AIM OF THE TASK: Output each entry exactly; skip nothing.

MATERIAL PROVIDED:
=-=-=-=-=

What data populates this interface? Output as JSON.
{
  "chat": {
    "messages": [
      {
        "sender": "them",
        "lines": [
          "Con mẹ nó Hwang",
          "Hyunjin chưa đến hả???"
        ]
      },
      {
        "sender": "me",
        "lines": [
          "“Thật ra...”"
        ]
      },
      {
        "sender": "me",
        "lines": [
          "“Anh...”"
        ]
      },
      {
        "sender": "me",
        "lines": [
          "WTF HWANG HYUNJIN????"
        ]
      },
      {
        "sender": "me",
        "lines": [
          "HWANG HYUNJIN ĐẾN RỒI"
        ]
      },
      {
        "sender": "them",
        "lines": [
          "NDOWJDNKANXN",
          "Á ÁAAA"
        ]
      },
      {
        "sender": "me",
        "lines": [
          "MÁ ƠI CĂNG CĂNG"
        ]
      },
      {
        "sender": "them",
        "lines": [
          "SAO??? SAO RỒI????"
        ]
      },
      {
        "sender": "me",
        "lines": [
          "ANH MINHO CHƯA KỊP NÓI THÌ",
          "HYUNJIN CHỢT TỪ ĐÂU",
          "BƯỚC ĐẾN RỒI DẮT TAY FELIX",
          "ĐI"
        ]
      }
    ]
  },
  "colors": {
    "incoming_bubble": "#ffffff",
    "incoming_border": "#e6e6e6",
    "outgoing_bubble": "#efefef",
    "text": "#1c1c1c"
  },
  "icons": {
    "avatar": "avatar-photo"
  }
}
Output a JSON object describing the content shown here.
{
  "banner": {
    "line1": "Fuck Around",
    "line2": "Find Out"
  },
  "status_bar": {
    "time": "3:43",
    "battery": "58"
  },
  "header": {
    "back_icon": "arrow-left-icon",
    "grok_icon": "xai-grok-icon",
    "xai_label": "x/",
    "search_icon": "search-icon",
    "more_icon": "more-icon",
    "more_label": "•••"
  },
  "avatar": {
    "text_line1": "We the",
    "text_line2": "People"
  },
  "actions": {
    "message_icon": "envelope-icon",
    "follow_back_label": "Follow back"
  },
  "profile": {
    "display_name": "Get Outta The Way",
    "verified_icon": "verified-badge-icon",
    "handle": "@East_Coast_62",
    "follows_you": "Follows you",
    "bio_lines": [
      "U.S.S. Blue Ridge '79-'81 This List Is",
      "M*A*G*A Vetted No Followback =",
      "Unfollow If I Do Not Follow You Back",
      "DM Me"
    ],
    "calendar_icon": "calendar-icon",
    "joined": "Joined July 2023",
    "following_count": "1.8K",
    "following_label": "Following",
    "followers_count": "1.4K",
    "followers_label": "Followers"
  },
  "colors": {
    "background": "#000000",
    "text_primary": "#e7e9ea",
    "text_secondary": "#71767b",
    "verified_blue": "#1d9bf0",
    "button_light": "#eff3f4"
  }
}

=-=-=-=-=

FULL SOLUTION:
What data populates this interface? Output as JSON.
{
  "chat": {
    "messages": [
      {
        "sender": "them",
        "lines": [
          "Con mẹ nó Hwang",
          "Hyunjin chưa đến hả???"
        ]
      },
      {
        "sender": "me",
        "lines": [
          "“Thật ra...”"
        ]
      },
      {
        "sender": "me",
        "lines": [
          "“Anh...”"
        ]
      },
      {
        "sender": "me",
        "lines": [
          "WTF HWANG HYUNJIN????"
        ]
      },
      {
        "sender": "me",
        "lines": [
          "HWANG HYUNJIN ĐẾN RỒI"
        ]
      },
      {
        "sender": "them",
        "lines": [
          "NDOWJDNKANXN",
          "Á ÁAAA"
        ]
      },
      {
        "sender": "me",
        "lines": [
          "MÁ ƠI CĂNG CĂNG"
        ]
      },
      {
        "sender": "them",
        "lines": [
          "SAO??? SAO RỒI????"
        ]
      },
      {
        "sender": "me",
        "lines": [
          "ANH MINHO CHƯA KỊP NÓI THÌ",
          "HYUNJIN CHỢT TỪ ĐÂU",
          "BƯỚC ĐẾN RỒI DẮT TAY FELIX",
          "ĐI"
        ]
      }
    ]
  },
  "colors": {
    "incoming_bubble": "#ffffff",
    "incoming_border": "#e6e6e6",
    "outgoing_bubble": "#efefef",
    "text": "#1c1c1c"
  },
  "icons": {
    "avatar": "avatar-photo"
  }
}
Output a JSON object describing the content shown here.
{
  "banner": {
    "line1": "Fuck Around",
    "line2": "Find Out"
  },
  "status_bar": {
    "time": "3:43",
    "battery": "58"
  },
  "header": {
    "back_icon": "arrow-left-icon",
    "grok_icon": "xai-grok-icon",
    "xai_label": "x/",
    "search_icon": "search-icon",
    "more_icon": "more-icon",
    "more_label": "•••"
  },
  "avatar": {
    "text_line1": "We the",
    "text_line2": "People"
  },
  "actions": {
    "message_icon": "envelope-icon",
    "follow_back_label": "Follow back"
  },
  "profile": {
    "display_name": "Get Outta The Way",
    "verified_icon": "verified-badge-icon",
    "handle": "@East_Coast_62",
    "follows_you": "Follows you",
    "bio_lines": [
      "U.S.S. Blue Ridge '79-'81 This List Is",
      "M*A*G*A Vetted No Followback =",
      "Unfollow If I Do Not Follow You Back",
      "DM Me"
    ],
    "calendar_icon": "calendar-icon",
    "joined": "Joined July 2023",
    "following_count": "1.8K",
    "following_label": "Following",
    "followers_count": "1.4K",
    "followers_label": "Followers"
  },
  "colors": {
    "background": "#000000",
    "text_primary": "#e7e9ea",
    "text_secondary": "#71767b",
    "verified_blue": "#1d9bf0",
    "button_light": "#eff3f4"
  }
}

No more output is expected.